- [PROBLEM TO WORK ON]:
Find the line that contains "Output a JSON"; then retype it and each line after it, exactly, through the final line of the data below.

- [DATA IN THIS EXERCISE]:
▽

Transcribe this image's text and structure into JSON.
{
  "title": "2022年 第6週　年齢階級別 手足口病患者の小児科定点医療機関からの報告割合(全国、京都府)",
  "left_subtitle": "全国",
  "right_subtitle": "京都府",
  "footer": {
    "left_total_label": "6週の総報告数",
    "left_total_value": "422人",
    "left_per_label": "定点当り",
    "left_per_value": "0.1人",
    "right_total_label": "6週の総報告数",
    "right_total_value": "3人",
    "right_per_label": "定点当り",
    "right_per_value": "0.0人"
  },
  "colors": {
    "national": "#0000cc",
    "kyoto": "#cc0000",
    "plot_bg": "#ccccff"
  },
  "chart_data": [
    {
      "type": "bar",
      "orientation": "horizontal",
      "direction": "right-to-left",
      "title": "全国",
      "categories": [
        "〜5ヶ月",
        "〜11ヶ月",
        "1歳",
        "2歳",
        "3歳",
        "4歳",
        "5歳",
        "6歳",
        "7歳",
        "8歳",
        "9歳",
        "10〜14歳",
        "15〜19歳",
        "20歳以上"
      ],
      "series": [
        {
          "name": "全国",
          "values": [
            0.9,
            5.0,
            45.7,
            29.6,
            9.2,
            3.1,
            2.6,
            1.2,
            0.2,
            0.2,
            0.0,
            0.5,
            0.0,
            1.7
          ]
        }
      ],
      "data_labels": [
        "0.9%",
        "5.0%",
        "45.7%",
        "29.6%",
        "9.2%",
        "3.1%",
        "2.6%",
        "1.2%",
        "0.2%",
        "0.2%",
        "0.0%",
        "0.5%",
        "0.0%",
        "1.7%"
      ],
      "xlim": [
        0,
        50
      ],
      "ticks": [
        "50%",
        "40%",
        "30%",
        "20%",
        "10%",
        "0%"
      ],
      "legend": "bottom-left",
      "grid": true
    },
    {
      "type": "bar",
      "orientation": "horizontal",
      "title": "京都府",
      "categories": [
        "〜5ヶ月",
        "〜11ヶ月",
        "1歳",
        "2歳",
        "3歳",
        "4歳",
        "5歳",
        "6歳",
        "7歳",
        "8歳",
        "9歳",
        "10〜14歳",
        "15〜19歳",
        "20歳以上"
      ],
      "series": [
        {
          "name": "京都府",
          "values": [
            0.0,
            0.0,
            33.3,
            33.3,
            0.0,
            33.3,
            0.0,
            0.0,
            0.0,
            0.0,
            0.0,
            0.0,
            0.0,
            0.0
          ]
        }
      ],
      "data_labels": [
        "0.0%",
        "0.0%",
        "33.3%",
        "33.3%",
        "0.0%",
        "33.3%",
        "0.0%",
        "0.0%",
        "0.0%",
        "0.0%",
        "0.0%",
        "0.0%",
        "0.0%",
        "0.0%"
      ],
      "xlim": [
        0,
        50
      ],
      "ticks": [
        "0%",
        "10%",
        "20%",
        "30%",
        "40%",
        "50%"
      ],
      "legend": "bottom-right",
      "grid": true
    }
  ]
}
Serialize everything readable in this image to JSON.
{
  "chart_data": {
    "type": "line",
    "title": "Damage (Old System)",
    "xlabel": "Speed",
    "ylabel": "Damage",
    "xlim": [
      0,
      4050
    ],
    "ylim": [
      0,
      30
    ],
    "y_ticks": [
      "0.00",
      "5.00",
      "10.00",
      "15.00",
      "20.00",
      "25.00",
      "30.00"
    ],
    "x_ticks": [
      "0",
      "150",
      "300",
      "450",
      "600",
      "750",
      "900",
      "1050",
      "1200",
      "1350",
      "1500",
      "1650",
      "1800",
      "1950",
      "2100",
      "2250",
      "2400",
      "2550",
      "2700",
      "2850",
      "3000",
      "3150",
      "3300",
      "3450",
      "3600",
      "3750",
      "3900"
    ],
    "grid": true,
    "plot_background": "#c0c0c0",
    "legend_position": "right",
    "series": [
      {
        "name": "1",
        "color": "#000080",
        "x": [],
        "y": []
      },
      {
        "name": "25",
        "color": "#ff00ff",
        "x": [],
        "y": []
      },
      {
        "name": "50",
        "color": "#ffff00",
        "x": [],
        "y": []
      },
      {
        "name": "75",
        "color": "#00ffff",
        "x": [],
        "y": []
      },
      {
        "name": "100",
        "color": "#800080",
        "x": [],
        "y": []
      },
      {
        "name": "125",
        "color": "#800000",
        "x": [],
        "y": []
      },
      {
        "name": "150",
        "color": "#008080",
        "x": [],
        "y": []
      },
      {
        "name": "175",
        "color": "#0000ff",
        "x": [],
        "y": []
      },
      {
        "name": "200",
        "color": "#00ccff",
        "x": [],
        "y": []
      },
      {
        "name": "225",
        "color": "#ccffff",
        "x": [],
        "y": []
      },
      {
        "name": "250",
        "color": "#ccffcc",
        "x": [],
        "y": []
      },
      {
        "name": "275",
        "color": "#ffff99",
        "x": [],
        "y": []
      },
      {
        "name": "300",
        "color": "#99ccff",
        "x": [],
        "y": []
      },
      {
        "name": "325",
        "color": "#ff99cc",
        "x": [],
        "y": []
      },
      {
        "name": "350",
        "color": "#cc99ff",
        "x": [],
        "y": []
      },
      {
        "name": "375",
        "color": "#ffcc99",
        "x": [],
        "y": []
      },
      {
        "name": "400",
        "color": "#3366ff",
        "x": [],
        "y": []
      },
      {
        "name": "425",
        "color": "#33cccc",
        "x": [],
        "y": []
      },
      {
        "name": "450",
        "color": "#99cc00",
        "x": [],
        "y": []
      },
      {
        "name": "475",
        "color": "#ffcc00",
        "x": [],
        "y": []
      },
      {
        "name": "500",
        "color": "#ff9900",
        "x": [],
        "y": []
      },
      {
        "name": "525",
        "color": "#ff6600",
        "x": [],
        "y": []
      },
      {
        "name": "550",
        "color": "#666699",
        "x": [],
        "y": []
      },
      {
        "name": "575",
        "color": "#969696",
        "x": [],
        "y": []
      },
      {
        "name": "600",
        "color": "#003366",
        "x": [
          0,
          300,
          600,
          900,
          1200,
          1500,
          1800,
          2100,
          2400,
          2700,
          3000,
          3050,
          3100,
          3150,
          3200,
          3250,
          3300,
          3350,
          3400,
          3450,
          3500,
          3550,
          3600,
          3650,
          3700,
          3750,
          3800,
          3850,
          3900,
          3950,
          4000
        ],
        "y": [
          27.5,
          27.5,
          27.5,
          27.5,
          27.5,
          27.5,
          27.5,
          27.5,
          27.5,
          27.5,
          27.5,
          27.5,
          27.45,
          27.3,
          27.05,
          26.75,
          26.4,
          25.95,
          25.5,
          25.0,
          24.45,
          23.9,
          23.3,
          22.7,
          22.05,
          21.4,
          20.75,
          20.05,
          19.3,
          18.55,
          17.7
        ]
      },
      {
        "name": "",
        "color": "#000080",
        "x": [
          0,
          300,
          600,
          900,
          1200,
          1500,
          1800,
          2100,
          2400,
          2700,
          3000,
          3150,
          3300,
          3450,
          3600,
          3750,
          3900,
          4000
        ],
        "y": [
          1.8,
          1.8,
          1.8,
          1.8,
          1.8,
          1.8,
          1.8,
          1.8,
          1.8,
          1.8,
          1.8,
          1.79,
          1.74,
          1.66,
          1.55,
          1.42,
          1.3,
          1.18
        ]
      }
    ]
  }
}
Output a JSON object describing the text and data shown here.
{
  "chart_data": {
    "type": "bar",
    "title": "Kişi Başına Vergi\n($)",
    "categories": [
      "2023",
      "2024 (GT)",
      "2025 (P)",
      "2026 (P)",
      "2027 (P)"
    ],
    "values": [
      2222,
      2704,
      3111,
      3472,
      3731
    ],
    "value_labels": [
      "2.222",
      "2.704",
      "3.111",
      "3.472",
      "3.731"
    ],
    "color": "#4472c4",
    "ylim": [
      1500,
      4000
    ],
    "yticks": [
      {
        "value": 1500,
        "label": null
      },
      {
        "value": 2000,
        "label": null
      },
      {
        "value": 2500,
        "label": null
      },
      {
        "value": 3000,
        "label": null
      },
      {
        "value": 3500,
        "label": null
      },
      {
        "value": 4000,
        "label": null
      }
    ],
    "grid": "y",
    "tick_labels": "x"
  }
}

△

- [FINISHED ANSWER]:
Output a JSON object describing the text and data shown here.
{
  "chart_data": {
    "type": "bar",
    "title": "Kişi Başına Vergi\n($)",
    "categories": [
      "2023",
      "2024 (GT)",
      "2025 (P)",
      "2026 (P)",
      "2027 (P)"
    ],
    "values": [
      2222,
      2704,
      3111,
      3472,
      3731
    ],
    "value_labels": [
      "2.222",
      "2.704",
      "3.111",
      "3.472",
      "3.731"
    ],
    "color": "#4472c4",
    "ylim": [
      1500,
      4000
    ],
    "yticks": [
      {
        "value": 1500,
        "label": null
      },
      {
        "value": 2000,
        "label": null
      },
      {
        "value": 2500,
        "label": null
      },
      {
        "value": 3000,
        "label": null
      },
      {
        "value": 3500,
        "label": null
      },
      {
        "value": 4000,
        "label": null
      }
    ],
    "grid": "y",
    "tick_labels": "x"
  }
}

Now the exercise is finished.